▸ Work instructions: Every line of the data below is to be retyped exactly.

▸ Provided entries:
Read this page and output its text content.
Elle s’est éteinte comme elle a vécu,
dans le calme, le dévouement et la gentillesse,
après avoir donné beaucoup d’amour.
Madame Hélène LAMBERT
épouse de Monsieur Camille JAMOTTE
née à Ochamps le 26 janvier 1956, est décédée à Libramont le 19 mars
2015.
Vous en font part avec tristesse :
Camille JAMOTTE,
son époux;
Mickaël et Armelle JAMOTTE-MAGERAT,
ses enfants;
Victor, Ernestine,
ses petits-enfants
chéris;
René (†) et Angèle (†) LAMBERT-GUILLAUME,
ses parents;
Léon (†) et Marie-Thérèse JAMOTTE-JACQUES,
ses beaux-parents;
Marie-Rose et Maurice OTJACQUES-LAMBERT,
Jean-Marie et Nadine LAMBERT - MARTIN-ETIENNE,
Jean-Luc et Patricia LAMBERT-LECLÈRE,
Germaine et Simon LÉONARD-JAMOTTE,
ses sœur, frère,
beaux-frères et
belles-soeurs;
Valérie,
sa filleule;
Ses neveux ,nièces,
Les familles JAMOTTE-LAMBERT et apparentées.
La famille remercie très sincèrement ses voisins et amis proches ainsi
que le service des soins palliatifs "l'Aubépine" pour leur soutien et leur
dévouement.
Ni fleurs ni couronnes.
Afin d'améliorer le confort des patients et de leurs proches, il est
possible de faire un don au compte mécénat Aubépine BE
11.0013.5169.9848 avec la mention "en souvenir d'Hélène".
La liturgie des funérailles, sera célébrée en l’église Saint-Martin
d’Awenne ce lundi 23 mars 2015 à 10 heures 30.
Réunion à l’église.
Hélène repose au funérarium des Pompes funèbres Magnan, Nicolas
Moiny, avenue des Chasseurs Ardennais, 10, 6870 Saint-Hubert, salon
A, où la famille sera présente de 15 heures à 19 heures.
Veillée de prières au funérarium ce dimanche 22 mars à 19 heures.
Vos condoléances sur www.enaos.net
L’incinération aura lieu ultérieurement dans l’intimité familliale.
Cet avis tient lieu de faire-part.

▸ Answer box:
Read this page and output its text content.
Elle s’est éteinte comme elle a vécu,
dans le calme, le dévouement et la gentillesse,
après avoir donné beaucoup d’amour.
Madame Hélène LAMBERT
épouse de Monsieur Camille JAMOTTE
née à Ochamps le 26 janvier 1956, est décédée à Libramont le 19 mars
2015.
Vous en font part avec tristesse :
Camille JAMOTTE,
son époux;
Mickaël et Armelle JAMOTTE-MAGERAT,
ses enfants;
Victor, Ernestine,
ses petits-enfants
chéris;
René (†) et Angèle (†) LAMBERT-GUILLAUME,
ses parents;
Léon (†) et Marie-Thérèse JAMOTTE-JACQUES,
ses beaux-parents;
Marie-Rose et Maurice OTJACQUES-LAMBERT,
Jean-Marie et Nadine LAMBERT - MARTIN-ETIENNE,
Jean-Luc et Patricia LAMBERT-LECLÈRE,
Germaine et Simon LÉONARD-JAMOTTE,
ses sœur, frère,
beaux-frères et
belles-soeurs;
Valérie,
sa filleule;
Ses neveux ,nièces,
Les familles JAMOTTE-LAMBERT et apparentées.
La famille remercie très sincèrement ses voisins et amis proches ainsi
que le service des soins palliatifs "l'Aubépine" pour leur soutien et leur
dévouement.
Ni fleurs ni couronnes.
Afin d'améliorer le confort des patients et de leurs proches, il est
possible de faire un don au compte mécénat Aubépine BE
11.0013.5169.9848 avec la mention "en souvenir d'Hélène".
La liturgie des funérailles, sera célébrée en l’église Saint-Martin
d’Awenne ce lundi 23 mars 2015 à 10 heures 30.
Réunion à l’église.
Hélène repose au funérarium des Pompes funèbres Magnan, Nicolas
Moiny, avenue des Chasseurs Ardennais, 10, 6870 Saint-Hubert, salon
A, où la famille sera présente de 15 heures à 19 heures.
Veillée de prières au funérarium ce dimanche 22 mars à 19 heures.
Vos condoléances sur www.enaos.net
L’incinération aura lieu ultérieurement dans l’intimité familliale.
Cet avis tient lieu de faire-part.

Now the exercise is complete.